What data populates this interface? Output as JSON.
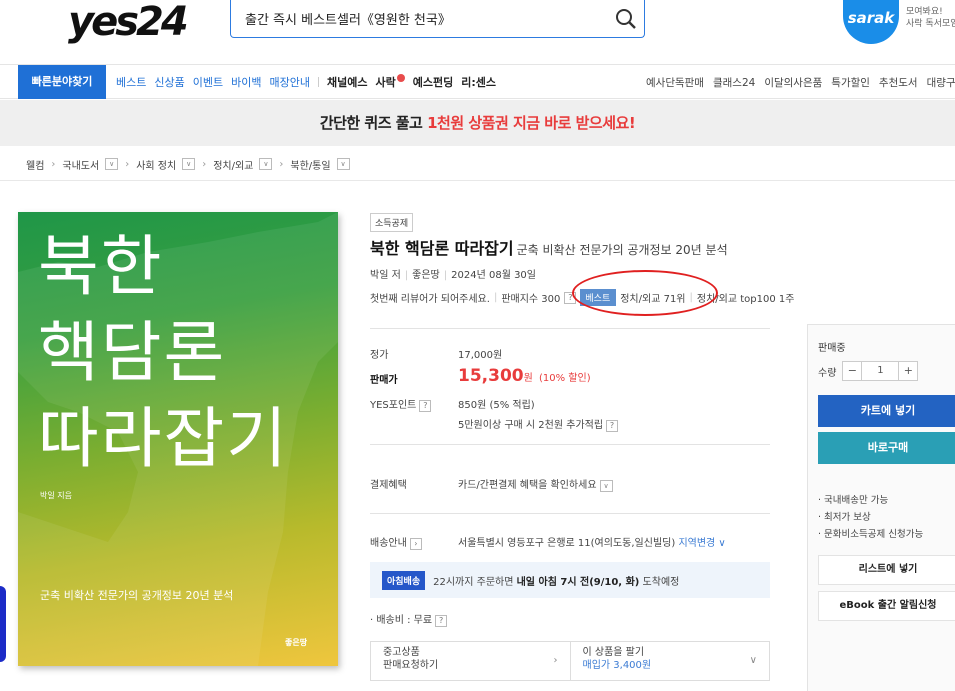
{
  "header": {
    "logo": "yes24",
    "search_value": "출간 즉시 베스트셀러《영원한 천국》",
    "sarak_logo": "sarak",
    "sarak_msg_1": "모여봐요!",
    "sarak_msg_2": "사락 독서모임"
  },
  "nav": {
    "quick": "빠른분야찾기",
    "blue_items": [
      "베스트",
      "신상품",
      "이벤트",
      "바이백",
      "매장안내"
    ],
    "black_items": [
      "채널예스",
      "사락",
      "예스펀딩",
      "리:센스"
    ],
    "right_items": [
      "예사단독판매",
      "클래스24",
      "이달의사은품",
      "특가할인",
      "추천도서",
      "대량구매"
    ]
  },
  "banner": {
    "part1": "간단한 퀴즈 풀고 ",
    "highlight": "1천원 상품권 지금 바로 받으세요!"
  },
  "breadcrumb": [
    "웰컴",
    "국내도서",
    "사회 정치",
    "정치/외교",
    "북한/통일"
  ],
  "cover": {
    "title_line1": "북한",
    "title_line2": "핵담론",
    "title_line3": "따라잡기",
    "author": "박일 지음",
    "subtitle": "군축 비확산 전문가의 공개정보 20년 분석",
    "publisher": "좋은땅"
  },
  "product": {
    "tag": "소득공제",
    "title": "북한 핵담론 따라잡기",
    "subtitle": "군축 비확산 전문가의 공개정보 20년 분석",
    "author": "박일 저",
    "publisher": "좋은땅",
    "date": "2024년 08월 30일",
    "review_cta": "첫번째 리뷰어가 되어주세요.",
    "sales_index": "판매지수 300",
    "best_badge": "베스트",
    "best_rank": "정치/외교 71위",
    "top100": "정치/외교 top100 1주",
    "list_price_label": "정가",
    "list_price": "17,000원",
    "sale_price_label": "판매가",
    "sale_price": "15,300",
    "sale_unit": "원",
    "discount": "(10% 할인)",
    "points_label": "YES포인트",
    "points": "850원 (5% 적립)",
    "points_extra": "5만원이상 구매 시 2천원 추가적립",
    "payment_label": "결제혜택",
    "payment": "카드/간편결제 혜택을 확인하세요",
    "delivery_label": "배송안내",
    "delivery_address": "서울특별시 영등포구 은행로 11(여의도동,일신빌딩)",
    "region_change": "지역변경",
    "morning_badge": "아침배송",
    "morning_text_1": "22시까지 주문하면 ",
    "morning_text_bold": "내일 아침 7시 전(9/10, 화)",
    "morning_text_2": " 도착예정",
    "shipping_fee": "· 배송비 : 무료",
    "used_title": "중고상품",
    "used_sub": "판매요청하기",
    "sell_title": "이 상품을 팔기",
    "sell_sub": "매입가 3,400원"
  },
  "buy_panel": {
    "status": "판매중",
    "qty_label": "수량",
    "qty_value": "1",
    "cart": "카트에 넣기",
    "buy": "바로구매",
    "benefits": [
      "· 국내배송만 가능",
      "· 최저가 보상",
      "· 문화비소득공제 신청가능"
    ],
    "list_add": "리스트에 넣기",
    "ebook_alert": "eBook 출간 알림신청"
  }
}
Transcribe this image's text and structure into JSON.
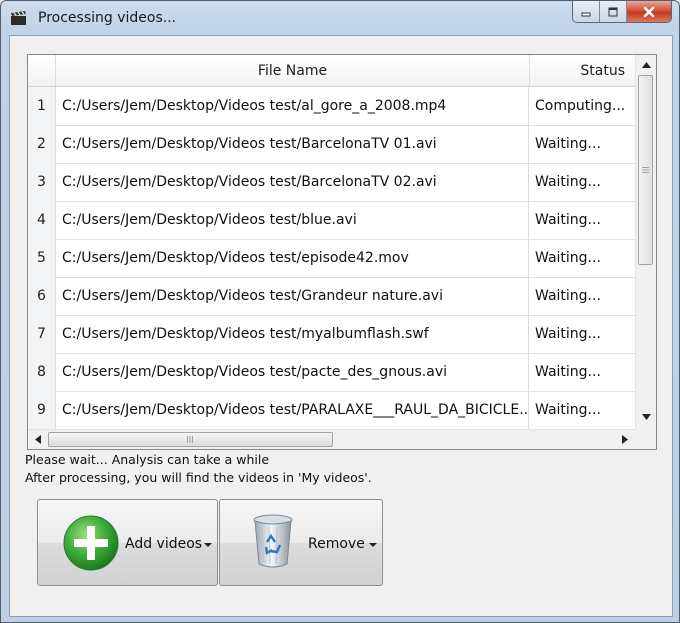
{
  "window": {
    "title": "Processing videos..."
  },
  "table": {
    "columns": [
      "",
      "File Name",
      "Status"
    ],
    "rows": [
      {
        "num": "1",
        "file": "C:/Users/Jem/Desktop/Videos test/al_gore_a_2008.mp4",
        "status": "Computing..."
      },
      {
        "num": "2",
        "file": "C:/Users/Jem/Desktop/Videos test/BarcelonaTV 01.avi",
        "status": "Waiting..."
      },
      {
        "num": "3",
        "file": "C:/Users/Jem/Desktop/Videos test/BarcelonaTV 02.avi",
        "status": "Waiting..."
      },
      {
        "num": "4",
        "file": "C:/Users/Jem/Desktop/Videos test/blue.avi",
        "status": "Waiting..."
      },
      {
        "num": "5",
        "file": "C:/Users/Jem/Desktop/Videos test/episode42.mov",
        "status": "Waiting..."
      },
      {
        "num": "6",
        "file": "C:/Users/Jem/Desktop/Videos test/Grandeur nature.avi",
        "status": "Waiting..."
      },
      {
        "num": "7",
        "file": "C:/Users/Jem/Desktop/Videos test/myalbumflash.swf",
        "status": "Waiting..."
      },
      {
        "num": "8",
        "file": "C:/Users/Jem/Desktop/Videos test/pacte_des_gnous.avi",
        "status": "Waiting..."
      },
      {
        "num": "9",
        "file": "C:/Users/Jem/Desktop/Videos test/PARALAXE___RAUL_DA_BICICLE...",
        "status": "Waiting..."
      }
    ]
  },
  "messages": {
    "line1": "Please wait... Analysis can take a while",
    "line2": "After processing, you will find the videos in 'My videos'."
  },
  "buttons": {
    "add_label": "Add videos",
    "remove_label": "Remove"
  },
  "colors": {
    "add_icon": "#3aa83a",
    "title_bar": "#c0d3e8",
    "close_button": "#c8432a"
  }
}
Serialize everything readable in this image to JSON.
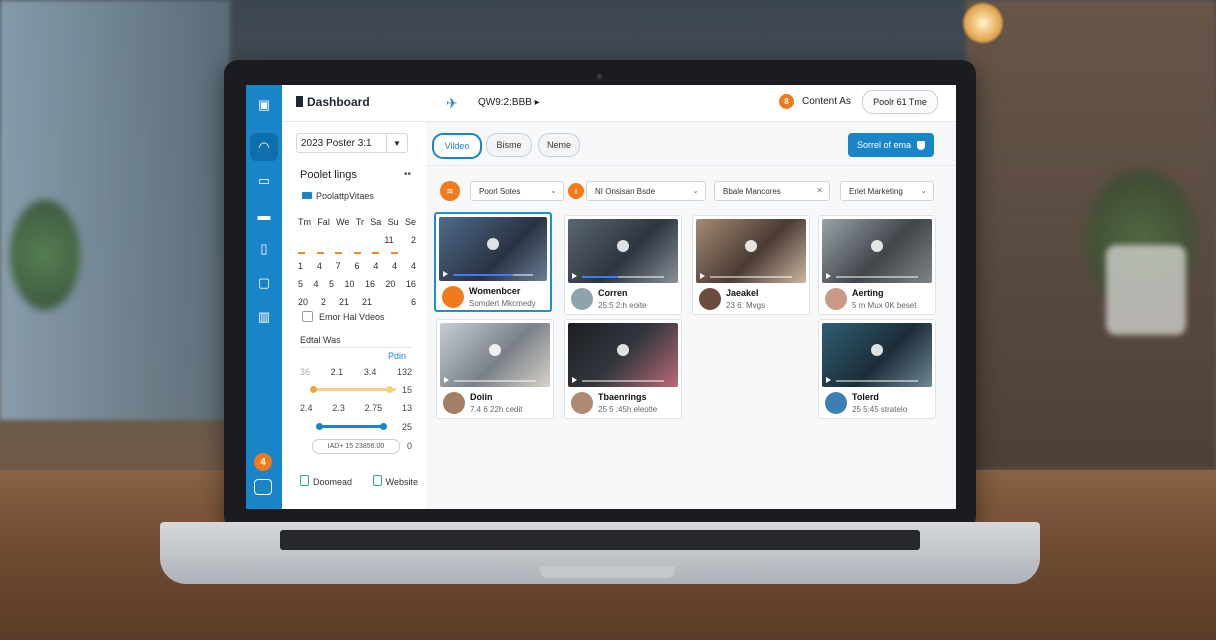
{
  "sidebar_rail": {
    "badge": "4"
  },
  "sidebar": {
    "title": "Dashboard",
    "period": "2023 Poster 3:1",
    "section_title": "Poolet lings",
    "section_more": "••",
    "legend_label": "PoolattpVitaes",
    "calendar": {
      "days": [
        "Tm",
        "Fal",
        "We",
        "Tr",
        "Sa",
        "Su",
        "Se"
      ],
      "rows": [
        [
          "",
          "",
          "",
          "",
          "",
          "11",
          "2"
        ],
        [
          "1",
          "4",
          "7",
          "6",
          "4",
          "4",
          "4"
        ],
        [
          "5",
          "4",
          "5",
          "10",
          "16",
          "20",
          "16"
        ],
        [
          "20",
          "2",
          "21",
          "21",
          "",
          "",
          "6"
        ]
      ]
    },
    "check_label": "Emor Hal Vdeos",
    "filter_title": "Edtal Was",
    "filter_link": "Pdin",
    "range_rows": [
      [
        "36",
        "2.1",
        "3.4",
        "132"
      ],
      [
        "",
        "",
        "",
        "15"
      ],
      [
        "2.4",
        "2.3",
        "2.75",
        "13"
      ],
      [
        "",
        "",
        "",
        "25"
      ]
    ],
    "range_input": "IAD+ 15 23856.00",
    "range_zero": "0",
    "links": [
      "Doomead",
      "Website"
    ]
  },
  "topbar": {
    "crumb": "QW9:2:BBB ▸",
    "badge": "8",
    "label": "Content As",
    "button": "Poolr 61 Tme"
  },
  "tabs": [
    "Vildeo",
    "Bisme",
    "Neme"
  ],
  "cta": "Sorrel of ema",
  "filters": [
    "Poorl Sotes",
    "NI Onsisan Bsde",
    "Bbale Mancores",
    "Eriet Marketing"
  ],
  "cards": [
    {
      "title": "Womenbcer",
      "sub": "Somdert Mkcmedy",
      "selected": true
    },
    {
      "title": "Corren",
      "sub": "25:5 2:h eoite"
    },
    {
      "title": "Jaeakel",
      "sub": "23 6: Mvgs"
    },
    {
      "title": "Aerting",
      "sub": "5 m Mux 0K beset"
    },
    {
      "title": "Doiin",
      "sub": "7.4 6 22h cedit"
    },
    {
      "title": "Tbaenrings",
      "sub": "25 5 :45h eleotle"
    },
    {
      "title": "Tolerd",
      "sub": "25 5:45 stratelo"
    }
  ],
  "colors": {
    "accent": "#1a84c9",
    "orange": "#f07a1c"
  }
}
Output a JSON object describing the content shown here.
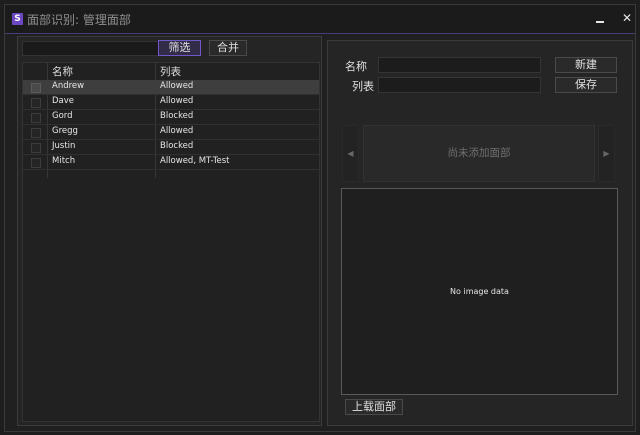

******************************

Task to carry out — Every record above should be written out again without change, except that the pictures are left out.

Right answer —
What data populates this interface? Output as JSON.
{
  "header": {
    "logo": "yes24",
    "search_value": "출간 즉시 베스트셀러《영원한 천국》",
    "sarak_logo": "sarak",
    "sarak_msg_1": "모여봐요!",
    "sarak_msg_2": "사락 독서모임"
  },
  "nav": {
    "quick": "빠른분야찾기",
    "blue_items": [
      "베스트",
      "신상품",
      "이벤트",
      "바이백",
      "매장안내"
    ],
    "black_items": [
      "채널예스",
      "사락",
      "예스펀딩",
      "리:센스"
    ],
    "right_items": [
      "예사단독판매",
      "클래스24",
      "이달의사은품",
      "특가할인",
      "추천도서",
      "대량구매"
    ]
  },
  "banner": {
    "part1": "간단한 퀴즈 풀고 ",
    "highlight": "1천원 상품권 지금 바로 받으세요!"
  },
  "breadcrumb": [
    "웰컴",
    "국내도서",
    "사회 정치",
    "정치/외교",
    "북한/통일"
  ],
  "cover": {
    "title_line1": "북한",
    "title_line2": "핵담론",
    "title_line3": "따라잡기",
    "author": "박일 지음",
    "subtitle": "군축 비확산 전문가의 공개정보 20년 분석",
    "publisher": "좋은땅"
  },
  "product": {
    "tag": "소득공제",
    "title": "북한 핵담론 따라잡기",
    "subtitle": "군축 비확산 전문가의 공개정보 20년 분석",
    "author": "박일 저",
    "publisher": "좋은땅",
    "date": "2024년 08월 30일",
    "review_cta": "첫번째 리뷰어가 되어주세요.",
    "sales_index": "판매지수 300",
    "best_badge": "베스트",
    "best_rank": "정치/외교 71위",
    "top100": "정치/외교 top100 1주",
    "list_price_label": "정가",
    "list_price": "17,000원",
    "sale_price_label": "판매가",
    "sale_price": "15,300",
    "sale_unit": "원",
    "discount": "(10% 할인)",
    "points_label": "YES포인트",
    "points": "850원 (5% 적립)",
    "points_extra": "5만원이상 구매 시 2천원 추가적립",
    "payment_label": "결제혜택",
    "payment": "카드/간편결제 혜택을 확인하세요",
    "delivery_label": "배송안내",
    "delivery_address": "서울특별시 영등포구 은행로 11(여의도동,일신빌딩)",
    "region_change": "지역변경",
    "morning_badge": "아침배송",
    "morning_text_1": "22시까지 주문하면 ",
    "morning_text_bold": "내일 아침 7시 전(9/10, 화)",
    "morning_text_2": " 도착예정",
    "shipping_fee": "· 배송비 : 무료",
    "used_title": "중고상품",
    "used_sub": "판매요청하기",
    "sell_title": "이 상품을 팔기",
    "sell_sub": "매입가 3,400원"
  },
  "buy_panel": {
    "status": "판매중",
    "qty_label": "수량",
    "qty_value": "1",
    "cart": "카트에 넣기",
    "buy": "바로구매",
    "benefits": [
      "· 국내배송만 가능",
      "· 최저가 보상",
      "· 문화비소득공제 신청가능"
    ],
    "list_add": "리스트에 넣기",
    "ebook_alert": "eBook 출간 알림신청"
  }
}
Transcribe this image's text and structure into JSON.
{
  "window": {
    "title": "Processing videos..."
  },
  "table": {
    "columns": [
      "",
      "File Name",
      "Status"
    ],
    "rows": [
      {
        "num": "1",
        "file": "C:/Users/Jem/Desktop/Videos test/al_gore_a_2008.mp4",
        "status": "Computing..."
      },
      {
        "num": "2",
        "file": "C:/Users/Jem/Desktop/Videos test/BarcelonaTV 01.avi",
        "status": "Waiting..."
      },
      {
        "num": "3",
        "file": "C:/Users/Jem/Desktop/Videos test/BarcelonaTV 02.avi",
        "status": "Waiting..."
      },
      {
        "num": "4",
        "file": "C:/Users/Jem/Desktop/Videos test/blue.avi",
        "status": "Waiting..."
      },
      {
        "num": "5",
        "file": "C:/Users/Jem/Desktop/Videos test/episode42.mov",
        "status": "Waiting..."
      },
      {
        "num": "6",
        "file": "C:/Users/Jem/Desktop/Videos test/Grandeur nature.avi",
        "status": "Waiting..."
      },
      {
        "num": "7",
        "file": "C:/Users/Jem/Desktop/Videos test/myalbumflash.swf",
        "status": "Waiting..."
      },
      {
        "num": "8",
        "file": "C:/Users/Jem/Desktop/Videos test/pacte_des_gnous.avi",
        "status": "Waiting..."
      },
      {
        "num": "9",
        "file": "C:/Users/Jem/Desktop/Videos test/PARALAXE___RAUL_DA_BICICLE...",
        "status": "Waiting..."
      }
    ]
  },
  "messages": {
    "line1": "Please wait... Analysis can take a while",
    "line2": "After processing, you will find the videos in 'My videos'."
  },
  "buttons": {
    "add_label": "Add videos",
    "remove_label": "Remove"
  },
  "colors": {
    "add_icon": "#3aa83a",
    "title_bar": "#c0d3e8",
    "close_button": "#c8432a"
  }
}
Serialize everything readable in this image to JSON.
{
  "sidebar_rail": {
    "badge": "4"
  },
  "sidebar": {
    "title": "Dashboard",
    "period": "2023 Poster 3:1",
    "section_title": "Poolet lings",
    "section_more": "••",
    "legend_label": "PoolattpVitaes",
    "calendar": {
      "days": [
        "Tm",
        "Fal",
        "We",
        "Tr",
        "Sa",
        "Su",
        "Se"
      ],
      "rows": [
        [
          "",
          "",
          "",
          "",
          "",
          "11",
          "2"
        ],
        [
          "1",
          "4",
          "7",
          "6",
          "4",
          "4",
          "4"
        ],
        [
          "5",
          "4",
          "5",
          "10",
          "16",
          "20",
          "16"
        ],
        [
          "20",
          "2",
          "21",
          "21",
          "",
          "",
          "6"
        ]
      ]
    },
    "check_label": "Emor Hal Vdeos",
    "filter_title": "Edtal Was",
    "filter_link": "Pdin",
    "range_rows": [
      [
        "36",
        "2.1",
        "3.4",
        "132"
      ],
      [
        "",
        "",
        "",
        "15"
      ],
      [
        "2.4",
        "2.3",
        "2.75",
        "13"
      ],
      [
        "",
        "",
        "",
        "25"
      ]
    ],
    "range_input": "IAD+ 15 23856.00",
    "range_zero": "0",
    "links": [
      "Doomead",
      "Website"
    ]
  },
  "topbar": {
    "crumb": "QW9:2:BBB ▸",
    "badge": "8",
    "label": "Content As",
    "button": "Poolr 61 Tme"
  },
  "tabs": [
    "Vildeo",
    "Bisme",
    "Neme"
  ],
  "cta": "Sorrel of ema",
  "filters": [
    "Poorl Sotes",
    "NI Onsisan Bsde",
    "Bbale Mancores",
    "Eriet Marketing"
  ],
  "cards": [
    {
      "title": "Womenbcer",
      "sub": "Somdert Mkcmedy",
      "selected": true
    },
    {
      "title": "Corren",
      "sub": "25:5 2:h eoite"
    },
    {
      "title": "Jaeakel",
      "sub": "23 6: Mvgs"
    },
    {
      "title": "Aerting",
      "sub": "5 m Mux 0K beset"
    },
    {
      "title": "Doiin",
      "sub": "7.4 6 22h cedit"
    },
    {
      "title": "Tbaenrings",
      "sub": "25 5 :45h eleotle"
    },
    {
      "title": "Tolerd",
      "sub": "25 5:45 stratelo"
    }
  ],
  "colors": {
    "accent": "#1a84c9",
    "orange": "#f07a1c"
  }
}
Output a JSON object describing the content shown here.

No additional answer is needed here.